Edit the lines that follow so that every instance of "badge" reads "logo", with nothing else changed. Omit the pictures from your answer.

start ENTRIES

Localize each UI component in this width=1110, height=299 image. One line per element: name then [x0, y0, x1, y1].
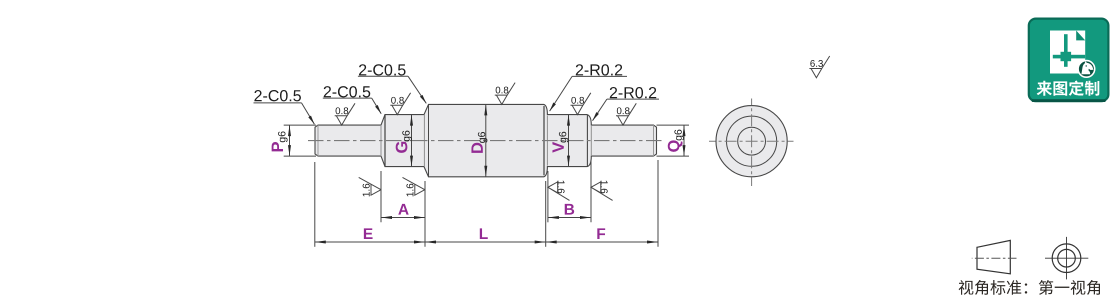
general surface finish 6.3 — [809, 56, 829, 78]
shaft centerline — [308, 140, 664, 142]
extension lines for length dimensions — [314, 162, 316, 247]
roughness 1.6 on D/V shoulder face — [548, 182, 570, 201]
badge text — [1037, 81, 1100, 96]
badge document folded corner — [1076, 31, 1085, 41]
dimension F — [546, 241, 658, 243]
first-angle projection: end view circles — [1052, 244, 1081, 273]
note 2-C0.5 (G/D shoulder chamfer) — [359, 64, 406, 75]
shoulder / chamfer edge lines — [317, 125, 319, 156]
badge crosshair cross — [1053, 34, 1085, 67]
dimension G g6 — [411, 115, 413, 167]
first-angle projection: frustum side view — [977, 240, 1010, 273]
surface finish 0.8 on D — [495, 83, 515, 105]
dimension V g6 — [568, 115, 570, 167]
badge knight glyph — [1081, 61, 1093, 74]
dimension L — [425, 241, 546, 243]
end view middle circle (G) — [727, 116, 777, 166]
dimension Q g6 (right end diameter) — [657, 125, 690, 156]
dimension B — [548, 217, 591, 219]
dimension A — [381, 217, 425, 219]
roughness 1.6 on G/D shoulder face — [403, 177, 425, 195]
dimension E — [315, 241, 425, 243]
roughness 1.6 on V/Q shoulder face — [591, 182, 613, 201]
dimension P g6 (left end diameter) — [284, 125, 316, 156]
end view circles crosshair — [1045, 237, 1088, 280]
frustum centerline — [972, 257, 1017, 259]
shaft body (stepped shaft side view) — [315, 104, 657, 176]
note 2-R0.2 (V/Q shoulder radius) — [610, 87, 656, 98]
surface finish 0.8 on V — [571, 93, 591, 115]
caption: viewing-angle standard, first angle — [959, 280, 1100, 295]
surface finish 0.8 on P — [335, 103, 355, 125]
end view inner circle (P) — [738, 127, 766, 155]
dimension D g6 — [485, 104, 487, 176]
note 2-R0.2 (D/V shoulder radius) — [576, 64, 622, 75]
surface finish 0.8 on G — [390, 93, 410, 115]
note 2-C0.5 (P/G shoulder chamfer) — [324, 86, 371, 97]
surface finish 0.8 on Q — [616, 103, 636, 125]
roughness 1.6 on P/G shoulder face — [359, 177, 381, 195]
end view crosshair centerlines — [709, 140, 794, 142]
badge knight circle — [1078, 61, 1095, 78]
badge document sheet — [1050, 31, 1085, 74]
end view outer circle (D) — [716, 106, 787, 177]
badge: custom-drawing (green icon) — [1029, 19, 1109, 102]
note 2-C0.5 (left end chamfer) — [254, 90, 301, 101]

end ENTRIES

- **ANSWER**
Localize each UI component in this width=1110, height=299 image. One line per element: name then [x0, y0, x1, y1].
general surface finish 6.3 — [809, 56, 829, 78]
shaft centerline — [308, 140, 664, 142]
extension lines for length dimensions — [314, 162, 316, 247]
roughness 1.6 on D/V shoulder face — [548, 182, 570, 201]
logo text — [1037, 81, 1100, 96]
logo document folded corner — [1076, 31, 1085, 41]
dimension F — [546, 241, 658, 243]
first-angle projection: end view circles — [1052, 244, 1081, 273]
note 2-C0.5 (G/D shoulder chamfer) — [359, 64, 406, 75]
shoulder / chamfer edge lines — [317, 125, 319, 156]
logo crosshair cross — [1053, 34, 1085, 67]
dimension G g6 — [411, 115, 413, 167]
first-angle projection: frustum side view — [977, 240, 1010, 273]
surface finish 0.8 on D — [495, 83, 515, 105]
dimension V g6 — [568, 115, 570, 167]
logo knight glyph — [1081, 61, 1093, 74]
dimension L — [425, 241, 546, 243]
end view middle circle (G) — [727, 116, 777, 166]
dimension Q g6 (right end diameter) — [657, 125, 690, 156]
dimension B — [548, 217, 591, 219]
dimension A — [381, 217, 425, 219]
roughness 1.6 on G/D shoulder face — [403, 177, 425, 195]
dimension E — [315, 241, 425, 243]
roughness 1.6 on V/Q shoulder face — [591, 182, 613, 201]
dimension P g6 (left end diameter) — [284, 125, 316, 156]
end view circles crosshair — [1045, 237, 1088, 280]
frustum centerline — [972, 257, 1017, 259]
shaft body (stepped shaft side view) — [315, 104, 657, 176]
note 2-R0.2 (V/Q shoulder radius) — [610, 87, 656, 98]
surface finish 0.8 on V — [571, 93, 591, 115]
caption: viewing-angle standard, first angle — [959, 280, 1100, 295]
surface finish 0.8 on P — [335, 103, 355, 125]
end view inner circle (P) — [738, 127, 766, 155]
dimension D g6 — [485, 104, 487, 176]
note 2-R0.2 (D/V shoulder radius) — [576, 64, 622, 75]
surface finish 0.8 on G — [390, 93, 410, 115]
note 2-C0.5 (P/G shoulder chamfer) — [324, 86, 371, 97]
surface finish 0.8 on Q — [616, 103, 636, 125]
roughness 1.6 on P/G shoulder face — [359, 177, 381, 195]
end view crosshair centerlines — [709, 140, 794, 142]
logo knight circle — [1078, 61, 1095, 78]
logo document sheet — [1050, 31, 1085, 74]
end view outer circle (D) — [716, 106, 787, 177]
logo: custom-drawing (green icon) — [1029, 19, 1109, 102]
note 2-C0.5 (left end chamfer) — [254, 90, 301, 101]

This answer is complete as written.